What to work on: Give a count of the lines below that have the string "Average" in them, with no other words.

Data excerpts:
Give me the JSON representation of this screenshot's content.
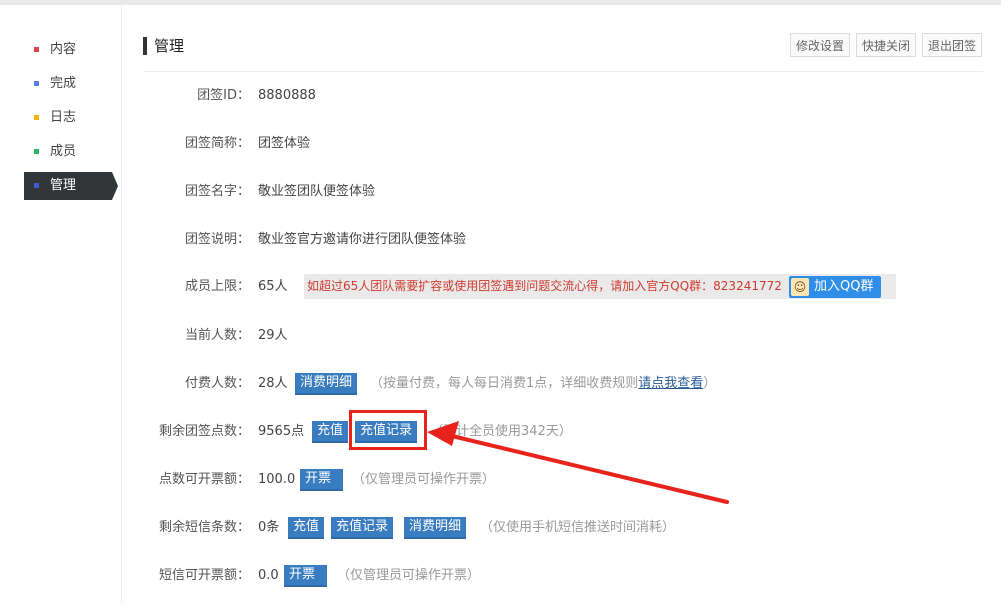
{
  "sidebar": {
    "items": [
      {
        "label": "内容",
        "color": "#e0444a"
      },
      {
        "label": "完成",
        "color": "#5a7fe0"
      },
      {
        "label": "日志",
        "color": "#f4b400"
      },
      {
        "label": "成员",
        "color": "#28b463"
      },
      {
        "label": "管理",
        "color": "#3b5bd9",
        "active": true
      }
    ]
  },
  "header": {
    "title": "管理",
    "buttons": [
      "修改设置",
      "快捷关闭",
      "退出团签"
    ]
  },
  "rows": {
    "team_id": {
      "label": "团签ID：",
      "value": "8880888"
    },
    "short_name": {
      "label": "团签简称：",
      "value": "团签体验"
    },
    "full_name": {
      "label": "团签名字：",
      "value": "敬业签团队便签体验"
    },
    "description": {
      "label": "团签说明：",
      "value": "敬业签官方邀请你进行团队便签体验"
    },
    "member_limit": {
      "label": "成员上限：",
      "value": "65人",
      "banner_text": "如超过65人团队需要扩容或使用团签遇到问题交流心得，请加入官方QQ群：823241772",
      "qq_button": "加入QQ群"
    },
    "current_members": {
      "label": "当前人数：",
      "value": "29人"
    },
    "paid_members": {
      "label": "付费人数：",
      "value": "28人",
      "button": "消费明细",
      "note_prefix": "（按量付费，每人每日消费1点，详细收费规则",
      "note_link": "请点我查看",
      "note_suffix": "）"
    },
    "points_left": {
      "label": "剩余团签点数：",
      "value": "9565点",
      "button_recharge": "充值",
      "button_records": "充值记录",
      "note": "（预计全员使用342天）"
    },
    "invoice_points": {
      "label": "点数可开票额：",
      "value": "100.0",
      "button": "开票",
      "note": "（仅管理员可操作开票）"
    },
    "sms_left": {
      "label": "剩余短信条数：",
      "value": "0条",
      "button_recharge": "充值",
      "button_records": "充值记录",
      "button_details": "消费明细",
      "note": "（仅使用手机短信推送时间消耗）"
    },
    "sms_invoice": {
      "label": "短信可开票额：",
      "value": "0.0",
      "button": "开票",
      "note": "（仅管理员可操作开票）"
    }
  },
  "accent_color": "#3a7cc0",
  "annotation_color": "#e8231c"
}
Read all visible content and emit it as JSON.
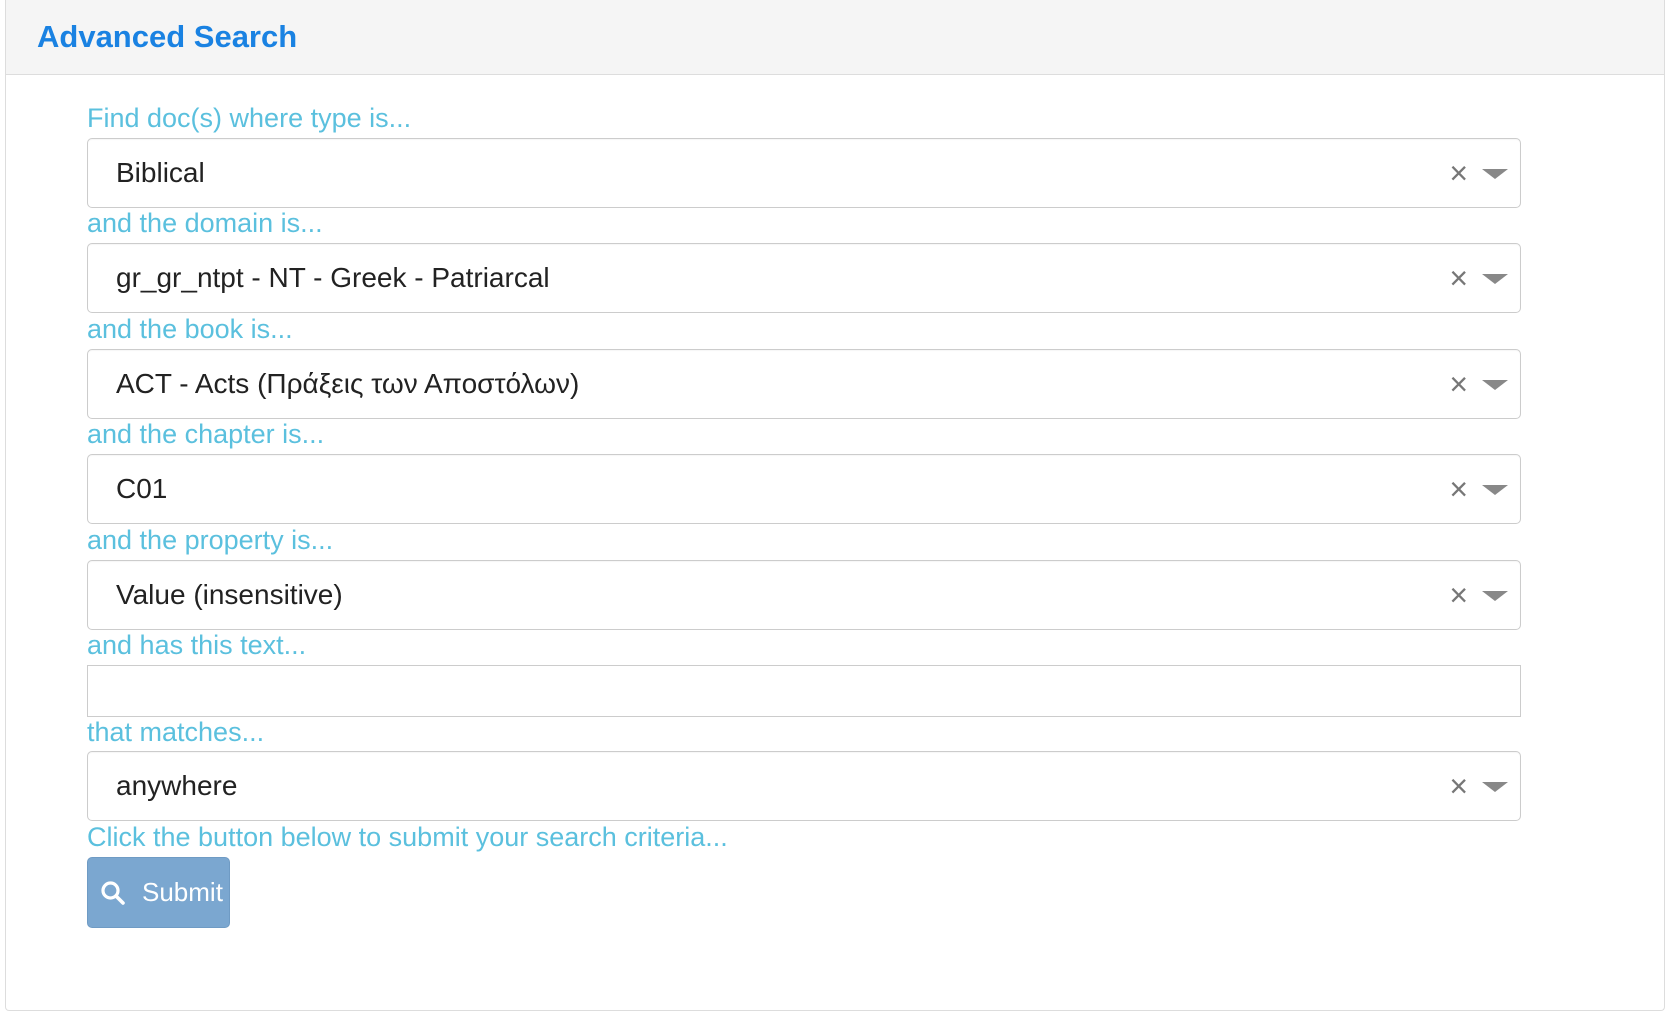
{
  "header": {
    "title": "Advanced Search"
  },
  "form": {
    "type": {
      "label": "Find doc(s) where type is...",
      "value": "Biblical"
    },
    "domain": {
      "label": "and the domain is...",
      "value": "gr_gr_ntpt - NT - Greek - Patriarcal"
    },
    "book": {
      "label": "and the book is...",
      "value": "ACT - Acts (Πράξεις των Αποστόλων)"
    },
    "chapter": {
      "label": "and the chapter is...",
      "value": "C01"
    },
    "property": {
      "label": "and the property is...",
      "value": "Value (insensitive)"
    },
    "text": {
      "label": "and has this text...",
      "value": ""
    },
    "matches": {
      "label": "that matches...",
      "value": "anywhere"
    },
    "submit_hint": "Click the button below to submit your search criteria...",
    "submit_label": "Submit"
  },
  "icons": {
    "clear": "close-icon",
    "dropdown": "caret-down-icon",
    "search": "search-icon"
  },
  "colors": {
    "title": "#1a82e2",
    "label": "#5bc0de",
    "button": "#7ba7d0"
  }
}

---

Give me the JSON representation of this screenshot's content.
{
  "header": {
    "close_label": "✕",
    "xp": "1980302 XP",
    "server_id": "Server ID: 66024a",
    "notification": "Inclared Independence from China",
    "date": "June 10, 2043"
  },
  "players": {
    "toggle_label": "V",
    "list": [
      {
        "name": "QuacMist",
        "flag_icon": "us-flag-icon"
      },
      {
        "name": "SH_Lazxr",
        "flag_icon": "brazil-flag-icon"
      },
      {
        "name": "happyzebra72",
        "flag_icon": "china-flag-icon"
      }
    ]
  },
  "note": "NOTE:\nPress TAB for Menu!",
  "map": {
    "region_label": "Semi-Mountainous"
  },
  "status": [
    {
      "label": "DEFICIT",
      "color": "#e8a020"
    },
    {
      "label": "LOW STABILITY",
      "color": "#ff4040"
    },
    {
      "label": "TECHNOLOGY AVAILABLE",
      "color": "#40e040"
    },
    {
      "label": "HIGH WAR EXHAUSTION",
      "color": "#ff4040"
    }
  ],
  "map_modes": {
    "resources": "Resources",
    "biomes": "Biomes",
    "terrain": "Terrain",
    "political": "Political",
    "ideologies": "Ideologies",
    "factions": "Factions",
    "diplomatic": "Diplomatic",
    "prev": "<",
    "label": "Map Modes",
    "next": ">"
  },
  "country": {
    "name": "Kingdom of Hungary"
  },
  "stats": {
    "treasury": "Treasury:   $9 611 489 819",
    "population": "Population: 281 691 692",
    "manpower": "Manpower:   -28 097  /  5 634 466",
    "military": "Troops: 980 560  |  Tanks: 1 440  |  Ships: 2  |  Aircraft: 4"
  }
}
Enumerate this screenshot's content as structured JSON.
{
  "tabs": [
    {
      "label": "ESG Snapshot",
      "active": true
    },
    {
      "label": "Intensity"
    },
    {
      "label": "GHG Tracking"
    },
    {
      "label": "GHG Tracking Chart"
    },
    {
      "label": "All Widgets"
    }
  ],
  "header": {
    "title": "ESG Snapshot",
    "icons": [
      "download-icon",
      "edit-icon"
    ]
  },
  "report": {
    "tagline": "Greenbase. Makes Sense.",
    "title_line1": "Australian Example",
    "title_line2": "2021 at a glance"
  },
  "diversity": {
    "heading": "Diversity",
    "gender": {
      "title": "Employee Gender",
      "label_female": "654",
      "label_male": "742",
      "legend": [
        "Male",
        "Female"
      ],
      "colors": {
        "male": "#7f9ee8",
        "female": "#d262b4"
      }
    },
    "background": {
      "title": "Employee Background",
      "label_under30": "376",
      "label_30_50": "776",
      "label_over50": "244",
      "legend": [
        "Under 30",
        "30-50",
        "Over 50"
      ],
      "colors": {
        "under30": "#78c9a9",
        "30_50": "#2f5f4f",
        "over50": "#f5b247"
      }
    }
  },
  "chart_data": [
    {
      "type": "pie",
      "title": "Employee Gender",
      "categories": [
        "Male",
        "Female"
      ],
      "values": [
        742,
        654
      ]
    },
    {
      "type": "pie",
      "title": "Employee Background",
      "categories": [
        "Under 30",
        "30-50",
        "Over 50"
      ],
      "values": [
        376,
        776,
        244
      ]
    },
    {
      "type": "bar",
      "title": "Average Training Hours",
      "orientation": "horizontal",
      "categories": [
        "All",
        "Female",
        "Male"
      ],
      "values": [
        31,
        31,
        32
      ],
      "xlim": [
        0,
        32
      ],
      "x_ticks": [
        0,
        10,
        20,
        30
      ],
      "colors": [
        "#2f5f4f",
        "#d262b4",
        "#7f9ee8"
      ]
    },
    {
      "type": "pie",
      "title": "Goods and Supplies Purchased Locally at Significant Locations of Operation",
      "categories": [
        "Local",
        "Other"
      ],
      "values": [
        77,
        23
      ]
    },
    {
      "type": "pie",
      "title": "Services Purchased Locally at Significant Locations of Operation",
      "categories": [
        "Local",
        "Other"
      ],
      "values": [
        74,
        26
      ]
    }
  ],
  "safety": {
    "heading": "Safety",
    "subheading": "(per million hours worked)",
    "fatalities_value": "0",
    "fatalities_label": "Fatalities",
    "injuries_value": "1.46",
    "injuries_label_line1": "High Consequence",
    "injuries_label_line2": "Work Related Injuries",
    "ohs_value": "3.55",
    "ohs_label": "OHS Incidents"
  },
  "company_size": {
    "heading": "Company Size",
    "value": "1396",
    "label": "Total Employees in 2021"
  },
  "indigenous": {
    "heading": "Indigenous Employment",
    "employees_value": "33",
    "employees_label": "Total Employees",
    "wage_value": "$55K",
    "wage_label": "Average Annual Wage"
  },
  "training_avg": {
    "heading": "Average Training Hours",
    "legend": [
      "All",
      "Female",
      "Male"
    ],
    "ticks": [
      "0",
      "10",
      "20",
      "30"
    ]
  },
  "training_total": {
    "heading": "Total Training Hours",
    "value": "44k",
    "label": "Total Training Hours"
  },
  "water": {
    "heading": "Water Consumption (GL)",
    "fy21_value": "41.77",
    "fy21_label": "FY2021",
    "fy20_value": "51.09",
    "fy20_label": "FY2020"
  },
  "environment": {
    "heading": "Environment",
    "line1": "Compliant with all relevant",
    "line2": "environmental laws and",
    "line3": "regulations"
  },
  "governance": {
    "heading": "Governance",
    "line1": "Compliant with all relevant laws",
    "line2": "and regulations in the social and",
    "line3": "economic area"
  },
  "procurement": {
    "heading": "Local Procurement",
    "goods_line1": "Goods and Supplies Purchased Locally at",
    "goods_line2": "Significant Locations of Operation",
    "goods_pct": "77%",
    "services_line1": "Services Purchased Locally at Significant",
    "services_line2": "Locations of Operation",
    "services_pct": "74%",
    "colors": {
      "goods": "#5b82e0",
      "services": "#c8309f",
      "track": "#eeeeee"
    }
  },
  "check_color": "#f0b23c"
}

==

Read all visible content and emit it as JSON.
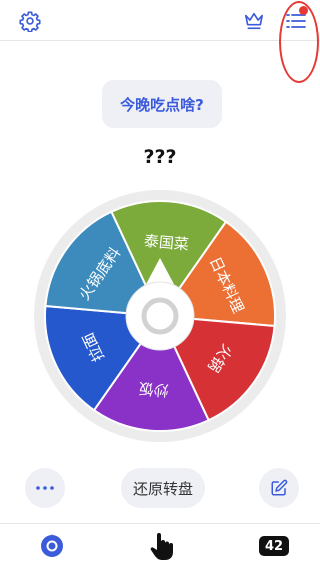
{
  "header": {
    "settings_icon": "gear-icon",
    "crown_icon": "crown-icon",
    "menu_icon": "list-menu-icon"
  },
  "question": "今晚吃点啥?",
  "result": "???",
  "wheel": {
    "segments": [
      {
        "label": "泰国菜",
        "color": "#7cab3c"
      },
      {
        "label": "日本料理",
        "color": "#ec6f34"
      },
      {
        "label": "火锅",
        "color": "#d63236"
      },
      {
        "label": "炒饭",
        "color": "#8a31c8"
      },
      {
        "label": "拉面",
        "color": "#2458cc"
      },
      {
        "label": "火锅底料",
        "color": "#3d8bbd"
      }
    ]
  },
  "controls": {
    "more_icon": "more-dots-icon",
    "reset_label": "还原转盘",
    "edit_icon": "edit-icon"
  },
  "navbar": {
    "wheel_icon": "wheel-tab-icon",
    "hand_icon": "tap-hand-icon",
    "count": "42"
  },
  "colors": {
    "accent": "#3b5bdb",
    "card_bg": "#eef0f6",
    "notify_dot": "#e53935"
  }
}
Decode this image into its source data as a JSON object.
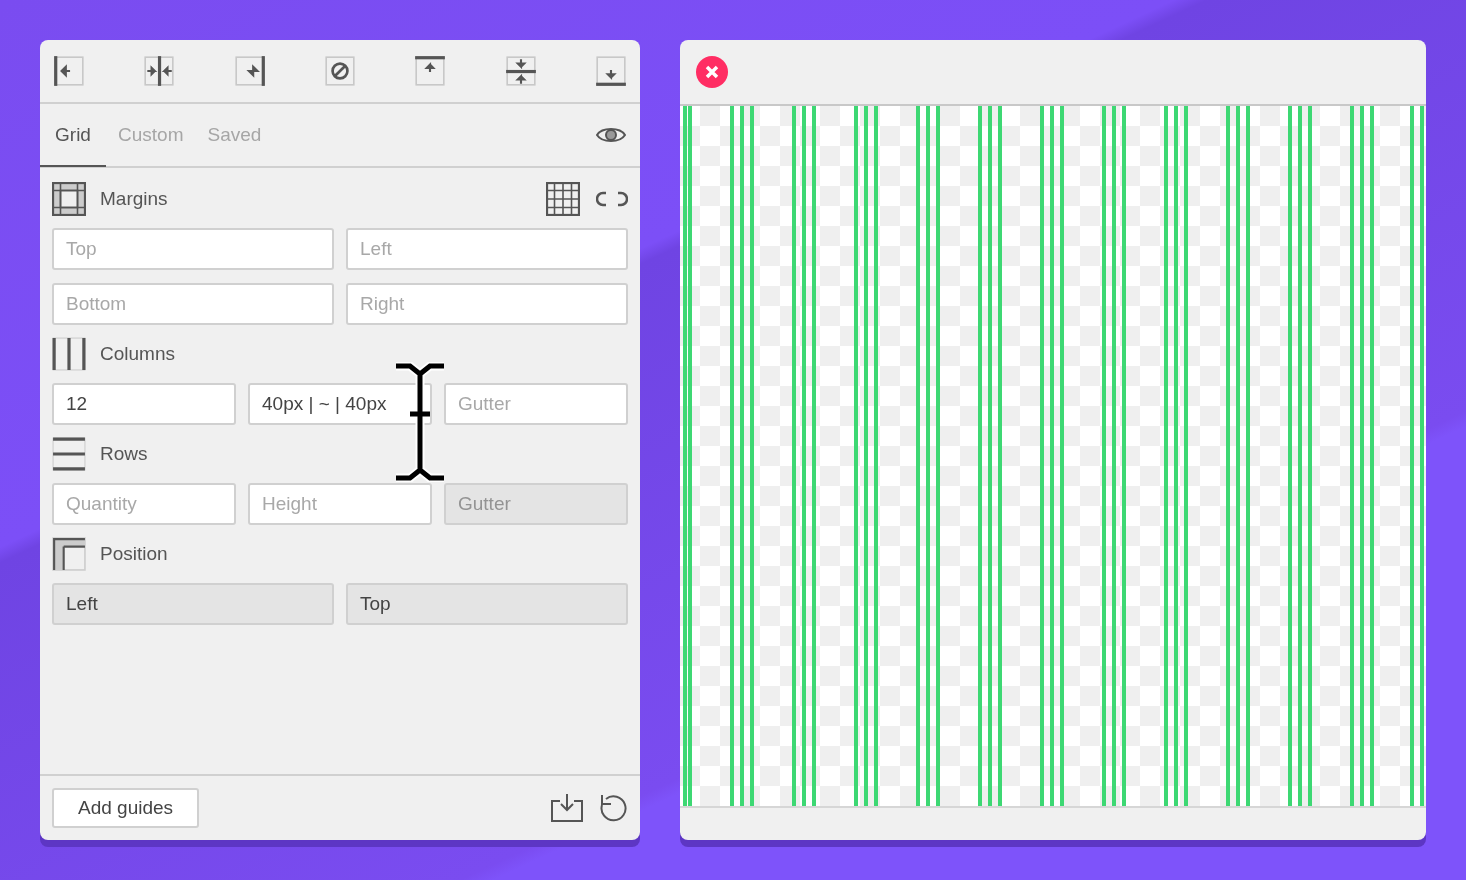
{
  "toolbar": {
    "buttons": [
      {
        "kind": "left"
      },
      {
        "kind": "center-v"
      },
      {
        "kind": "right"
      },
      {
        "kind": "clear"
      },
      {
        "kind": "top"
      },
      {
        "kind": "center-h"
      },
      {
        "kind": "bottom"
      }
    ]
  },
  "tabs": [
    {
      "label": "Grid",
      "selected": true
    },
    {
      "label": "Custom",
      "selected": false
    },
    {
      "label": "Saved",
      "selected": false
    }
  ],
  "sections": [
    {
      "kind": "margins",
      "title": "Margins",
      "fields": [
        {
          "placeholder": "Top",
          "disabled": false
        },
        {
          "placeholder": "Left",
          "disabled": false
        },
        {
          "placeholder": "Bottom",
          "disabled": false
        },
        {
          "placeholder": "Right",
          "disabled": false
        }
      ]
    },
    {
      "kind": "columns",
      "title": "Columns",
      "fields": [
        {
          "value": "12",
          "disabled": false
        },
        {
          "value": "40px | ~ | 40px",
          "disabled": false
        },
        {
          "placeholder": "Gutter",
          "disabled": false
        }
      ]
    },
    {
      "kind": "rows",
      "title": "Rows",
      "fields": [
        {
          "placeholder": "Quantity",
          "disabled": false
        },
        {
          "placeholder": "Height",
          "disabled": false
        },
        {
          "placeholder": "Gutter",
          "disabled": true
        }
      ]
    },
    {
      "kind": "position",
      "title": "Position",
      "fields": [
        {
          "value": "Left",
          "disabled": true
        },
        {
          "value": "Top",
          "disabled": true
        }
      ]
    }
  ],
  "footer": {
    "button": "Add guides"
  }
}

Answer: 3